- **What you need to do**: Make an exact copy of the records, dropping all pictures.

# Start of Listed records

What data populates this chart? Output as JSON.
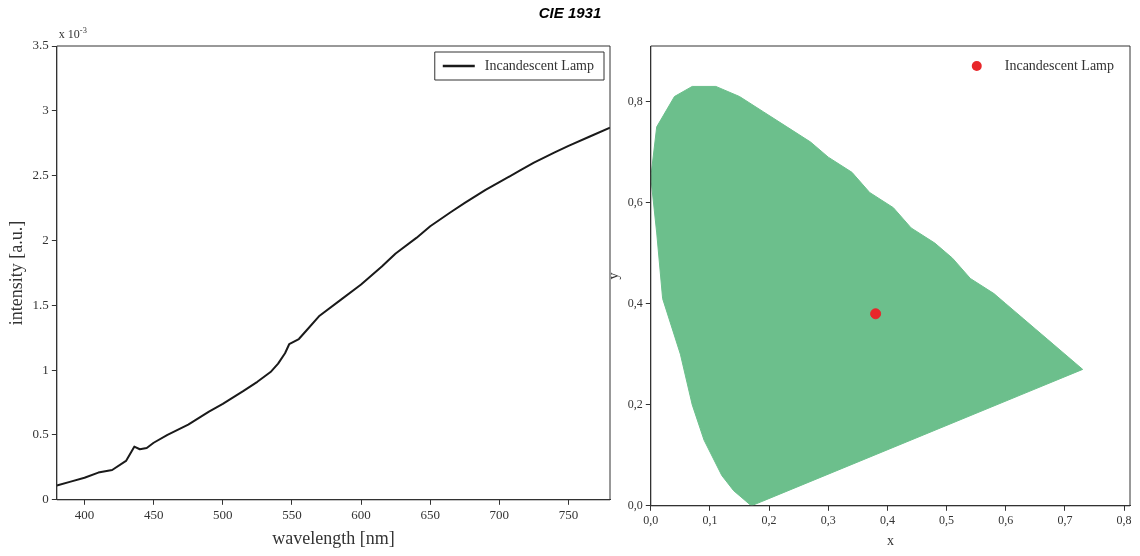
{
  "chart_data": [
    {
      "type": "line",
      "title": "CIE 1931",
      "xlabel": "wavelength [nm]",
      "ylabel": "intensity [a.u.]",
      "annotations": [
        "x 10$^{-3}$"
      ],
      "legend": "top right",
      "grid": false,
      "marker": "none",
      "line_style": "solid",
      "xlim": [
        380,
        780
      ],
      "xticks": [
        400,
        450,
        500,
        550,
        600,
        650,
        700,
        750
      ],
      "ylim": [
        0,
        3.5
      ],
      "yticks": [
        0,
        0.5,
        1,
        1.5,
        2,
        2.5,
        3,
        3.5
      ],
      "series": [
        {
          "name": "Incandescent Lamp",
          "color": "#1a1a1a",
          "x": [
            380,
            390,
            400,
            410,
            420,
            430,
            436,
            440,
            445,
            450,
            460,
            475,
            490,
            500,
            515,
            525,
            535,
            540,
            545,
            548,
            555,
            560,
            570,
            585,
            600,
            615,
            625,
            640,
            650,
            665,
            675,
            690,
            700,
            715,
            725,
            740,
            750,
            765,
            780
          ],
          "values": [
            0.11,
            0.14,
            0.17,
            0.21,
            0.23,
            0.3,
            0.41,
            0.39,
            0.4,
            0.44,
            0.5,
            0.58,
            0.68,
            0.74,
            0.84,
            0.91,
            0.99,
            1.05,
            1.13,
            1.2,
            1.24,
            1.3,
            1.42,
            1.54,
            1.66,
            1.8,
            1.9,
            2.02,
            2.11,
            2.22,
            2.29,
            2.39,
            2.45,
            2.54,
            2.6,
            2.68,
            2.73,
            2.8,
            2.87
          ]
        }
      ]
    },
    {
      "type": "scatter",
      "xlabel": "x",
      "ylabel": "y",
      "legend": "top right",
      "grid": false,
      "xlim": [
        0,
        0.81
      ],
      "xticks": [
        {
          "value": 0,
          "label": "0,0"
        },
        {
          "value": 0.1,
          "label": "0,1"
        },
        {
          "value": 0.2,
          "label": "0,2"
        },
        {
          "value": 0.3,
          "label": "0,3"
        },
        {
          "value": 0.4,
          "label": "0,4"
        },
        {
          "value": 0.5,
          "label": "0,5"
        },
        {
          "value": 0.6,
          "label": "0,6"
        },
        {
          "value": 0.7,
          "label": "0,7"
        },
        {
          "value": 0.8,
          "label": "0,8"
        }
      ],
      "ylim": [
        0,
        0.91
      ],
      "yticks": [
        {
          "value": 0,
          "label": "0,0"
        },
        {
          "value": 0.2,
          "label": "0,2"
        },
        {
          "value": 0.4,
          "label": "0,4"
        },
        {
          "value": 0.6,
          "label": "0,6"
        },
        {
          "value": 0.8,
          "label": "0,8"
        }
      ],
      "series": [
        {
          "type": "area",
          "color": "#6cbf8c",
          "x": [
            0.17,
            0.14,
            0.12,
            0.09,
            0.07,
            0.05,
            0.02,
            0.01,
            0.0,
            0.01,
            0.04,
            0.07,
            0.11,
            0.15,
            0.19,
            0.23,
            0.27,
            0.3,
            0.34,
            0.37,
            0.41,
            0.44,
            0.48,
            0.51,
            0.54,
            0.58,
            0.6,
            0.63,
            0.65,
            0.67,
            0.68,
            0.69,
            0.7,
            0.71,
            0.73,
            0.17
          ],
          "values": [
            0.0,
            0.03,
            0.06,
            0.13,
            0.2,
            0.3,
            0.41,
            0.54,
            0.65,
            0.75,
            0.81,
            0.83,
            0.83,
            0.81,
            0.78,
            0.75,
            0.72,
            0.69,
            0.66,
            0.62,
            0.59,
            0.55,
            0.52,
            0.49,
            0.45,
            0.42,
            0.4,
            0.37,
            0.35,
            0.33,
            0.32,
            0.31,
            0.3,
            0.29,
            0.27,
            0.0
          ]
        },
        {
          "type": "scatter",
          "name": "Incandescent Lamp",
          "color": "#e8262a",
          "marker": "circle",
          "x": [
            0.38
          ],
          "values": [
            0.38
          ]
        }
      ]
    }
  ]
}
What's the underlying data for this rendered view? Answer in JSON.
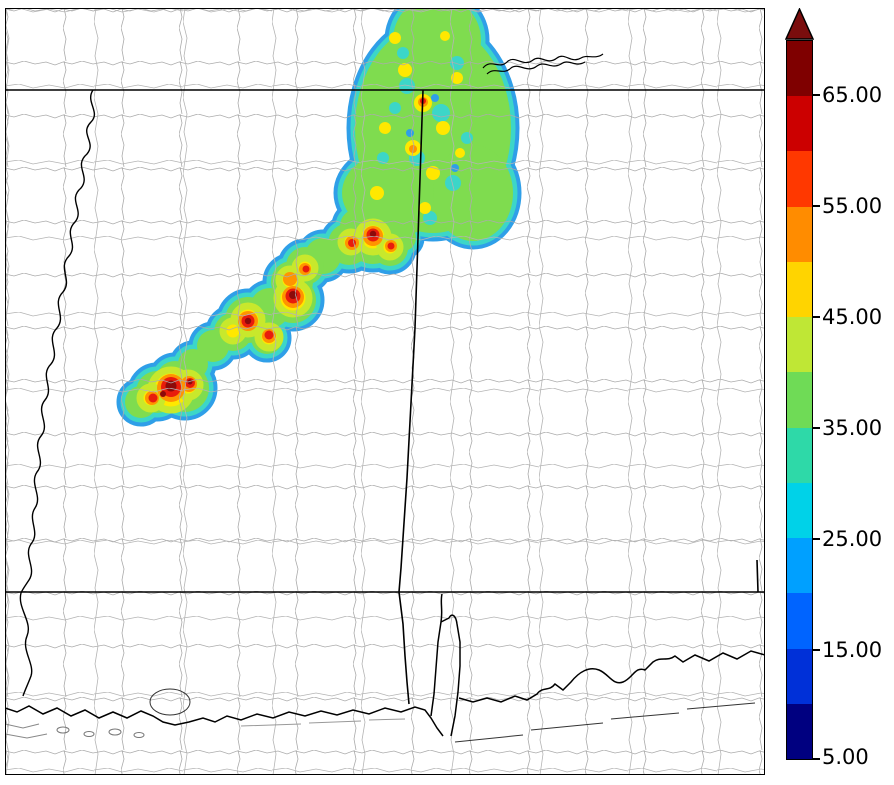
{
  "figure": {
    "kind": "radar-reflectivity-map",
    "visible_title": ""
  },
  "colorbar": {
    "ticks": [
      "65.00",
      "55.00",
      "45.00",
      "35.00",
      "25.00",
      "15.00",
      "5.00"
    ],
    "value_min": 5,
    "value_max": 70,
    "segment_colors": [
      "#7f0000",
      "#cc0000",
      "#ff3800",
      "#ff8c00",
      "#ffd400",
      "#bfe735",
      "#6fdb56",
      "#2ed9a8",
      "#00d2e8",
      "#00a0ff",
      "#0064ff",
      "#0030d8",
      "#000080"
    ],
    "arrow_color": "#7a0d0d",
    "position": "right"
  },
  "chart_data": {
    "type": "heatmap",
    "title": "",
    "legend_position": "right",
    "colorbar_tick_values": [
      65,
      55,
      45,
      35,
      25,
      15,
      5
    ],
    "value_range": [
      5,
      70
    ],
    "colormap_stops": [
      {
        "value": 5,
        "color": "#000080"
      },
      {
        "value": 15,
        "color": "#0050e8"
      },
      {
        "value": 25,
        "color": "#00b4f4"
      },
      {
        "value": 35,
        "color": "#48d98c"
      },
      {
        "value": 45,
        "color": "#ffdc00"
      },
      {
        "value": 55,
        "color": "#ff6200"
      },
      {
        "value": 65,
        "color": "#a60000"
      }
    ],
    "map_features": [
      "county-boundaries",
      "state-boundaries",
      "mississippi-river",
      "gulf-coastline",
      "barrier-islands"
    ],
    "swath_summary": "Diagonal band of high values running southwest-to-northeast from central Mississippi into north Alabama; embedded cores exceed 65 with broad 30-45 region in the northeast lobe."
  }
}
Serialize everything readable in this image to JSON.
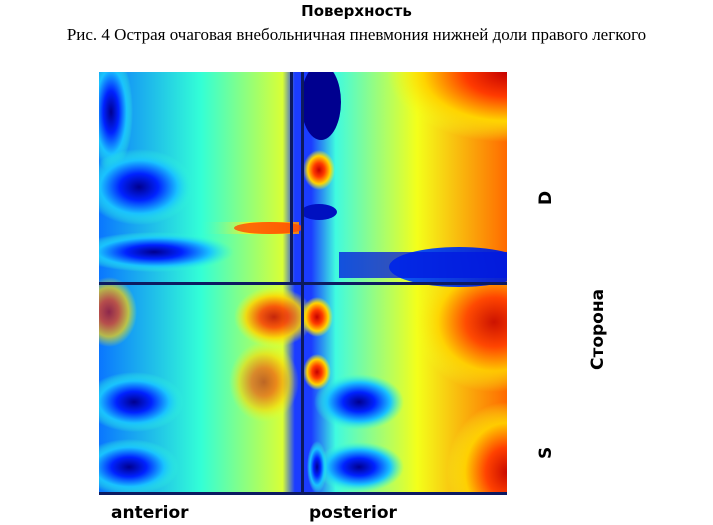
{
  "header": {
    "title": "Поверхность",
    "caption": "Рис. 4 Острая очаговая внебольничная пневмония нижней доли правого легкого"
  },
  "figure": {
    "x_labels": {
      "left": "anterior",
      "right": "posterior"
    },
    "side_labels": {
      "top": "D",
      "bottom": "S"
    },
    "side_axis_title": "Сторона",
    "colors": {
      "low": "#00008f",
      "mid_low": "#0a76ff",
      "mid": "#33ffd6",
      "mid_high": "#f4ff1a",
      "high": "#e60000",
      "divider": "#0c1a60"
    }
  }
}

# End of Listed records

- **The reply**:
What data populates this chart? Output as JSON.
{
  "chart_data": [
    {
      "type": "line",
      "title": "CIE 1931",
      "xlabel": "wavelength [nm]",
      "ylabel": "intensity [a.u.]",
      "annotations": [
        "x 10$^{-3}$"
      ],
      "legend": "top right",
      "grid": false,
      "marker": "none",
      "line_style": "solid",
      "xlim": [
        380,
        780
      ],
      "xticks": [
        400,
        450,
        500,
        550,
        600,
        650,
        700,
        750
      ],
      "ylim": [
        0,
        3.5
      ],
      "yticks": [
        0,
        0.5,
        1,
        1.5,
        2,
        2.5,
        3,
        3.5
      ],
      "series": [
        {
          "name": "Incandescent Lamp",
          "color": "#1a1a1a",
          "x": [
            380,
            390,
            400,
            410,
            420,
            430,
            436,
            440,
            445,
            450,
            460,
            475,
            490,
            500,
            515,
            525,
            535,
            540,
            545,
            548,
            555,
            560,
            570,
            585,
            600,
            615,
            625,
            640,
            650,
            665,
            675,
            690,
            700,
            715,
            725,
            740,
            750,
            765,
            780
          ],
          "values": [
            0.11,
            0.14,
            0.17,
            0.21,
            0.23,
            0.3,
            0.41,
            0.39,
            0.4,
            0.44,
            0.5,
            0.58,
            0.68,
            0.74,
            0.84,
            0.91,
            0.99,
            1.05,
            1.13,
            1.2,
            1.24,
            1.3,
            1.42,
            1.54,
            1.66,
            1.8,
            1.9,
            2.02,
            2.11,
            2.22,
            2.29,
            2.39,
            2.45,
            2.54,
            2.6,
            2.68,
            2.73,
            2.8,
            2.87
          ]
        }
      ]
    },
    {
      "type": "scatter",
      "xlabel": "x",
      "ylabel": "y",
      "legend": "top right",
      "grid": false,
      "xlim": [
        0,
        0.81
      ],
      "xticks": [
        {
          "value": 0,
          "label": "0,0"
        },
        {
          "value": 0.1,
          "label": "0,1"
        },
        {
          "value": 0.2,
          "label": "0,2"
        },
        {
          "value": 0.3,
          "label": "0,3"
        },
        {
          "value": 0.4,
          "label": "0,4"
        },
        {
          "value": 0.5,
          "label": "0,5"
        },
        {
          "value": 0.6,
          "label": "0,6"
        },
        {
          "value": 0.7,
          "label": "0,7"
        },
        {
          "value": 0.8,
          "label": "0,8"
        }
      ],
      "ylim": [
        0,
        0.91
      ],
      "yticks": [
        {
          "value": 0,
          "label": "0,0"
        },
        {
          "value": 0.2,
          "label": "0,2"
        },
        {
          "value": 0.4,
          "label": "0,4"
        },
        {
          "value": 0.6,
          "label": "0,6"
        },
        {
          "value": 0.8,
          "label": "0,8"
        }
      ],
      "series": [
        {
          "type": "area",
          "color": "#6cbf8c",
          "x": [
            0.17,
            0.14,
            0.12,
            0.09,
            0.07,
            0.05,
            0.02,
            0.01,
            0.0,
            0.01,
            0.04,
            0.07,
            0.11,
            0.15,
            0.19,
            0.23,
            0.27,
            0.3,
            0.34,
            0.37,
            0.41,
            0.44,
            0.48,
            0.51,
            0.54,
            0.58,
            0.6,
            0.63,
            0.65,
            0.67,
            0.68,
            0.69,
            0.7,
            0.71,
            0.73,
            0.17
          ],
          "values": [
            0.0,
            0.03,
            0.06,
            0.13,
            0.2,
            0.3,
            0.41,
            0.54,
            0.65,
            0.75,
            0.81,
            0.83,
            0.83,
            0.81,
            0.78,
            0.75,
            0.72,
            0.69,
            0.66,
            0.62,
            0.59,
            0.55,
            0.52,
            0.49,
            0.45,
            0.42,
            0.4,
            0.37,
            0.35,
            0.33,
            0.32,
            0.31,
            0.3,
            0.29,
            0.27,
            0.0
          ]
        },
        {
          "type": "scatter",
          "name": "Incandescent Lamp",
          "color": "#e8262a",
          "marker": "circle",
          "x": [
            0.38
          ],
          "values": [
            0.38
          ]
        }
      ]
    }
  ]
}
What's the underlying data for this rendered view? Answer in JSON.
{
  "figure": {
    "kind": "radar-reflectivity-map",
    "visible_title": ""
  },
  "colorbar": {
    "ticks": [
      "65.00",
      "55.00",
      "45.00",
      "35.00",
      "25.00",
      "15.00",
      "5.00"
    ],
    "value_min": 5,
    "value_max": 70,
    "segment_colors": [
      "#7f0000",
      "#cc0000",
      "#ff3800",
      "#ff8c00",
      "#ffd400",
      "#bfe735",
      "#6fdb56",
      "#2ed9a8",
      "#00d2e8",
      "#00a0ff",
      "#0064ff",
      "#0030d8",
      "#000080"
    ],
    "arrow_color": "#7a0d0d",
    "position": "right"
  },
  "chart_data": {
    "type": "heatmap",
    "title": "",
    "legend_position": "right",
    "colorbar_tick_values": [
      65,
      55,
      45,
      35,
      25,
      15,
      5
    ],
    "value_range": [
      5,
      70
    ],
    "colormap_stops": [
      {
        "value": 5,
        "color": "#000080"
      },
      {
        "value": 15,
        "color": "#0050e8"
      },
      {
        "value": 25,
        "color": "#00b4f4"
      },
      {
        "value": 35,
        "color": "#48d98c"
      },
      {
        "value": 45,
        "color": "#ffdc00"
      },
      {
        "value": 55,
        "color": "#ff6200"
      },
      {
        "value": 65,
        "color": "#a60000"
      }
    ],
    "map_features": [
      "county-boundaries",
      "state-boundaries",
      "mississippi-river",
      "gulf-coastline",
      "barrier-islands"
    ],
    "swath_summary": "Diagonal band of high values running southwest-to-northeast from central Mississippi into north Alabama; embedded cores exceed 65 with broad 30-45 region in the northeast lobe."
  }
}
Serialize everything readable in this image to JSON.
{
  "header": {
    "title": "Поверхность",
    "caption": "Рис. 4 Острая очаговая внебольничная пневмония нижней доли правого легкого"
  },
  "figure": {
    "x_labels": {
      "left": "anterior",
      "right": "posterior"
    },
    "side_labels": {
      "top": "D",
      "bottom": "S"
    },
    "side_axis_title": "Сторона",
    "colors": {
      "low": "#00008f",
      "mid_low": "#0a76ff",
      "mid": "#33ffd6",
      "mid_high": "#f4ff1a",
      "high": "#e60000",
      "divider": "#0c1a60"
    }
  }
}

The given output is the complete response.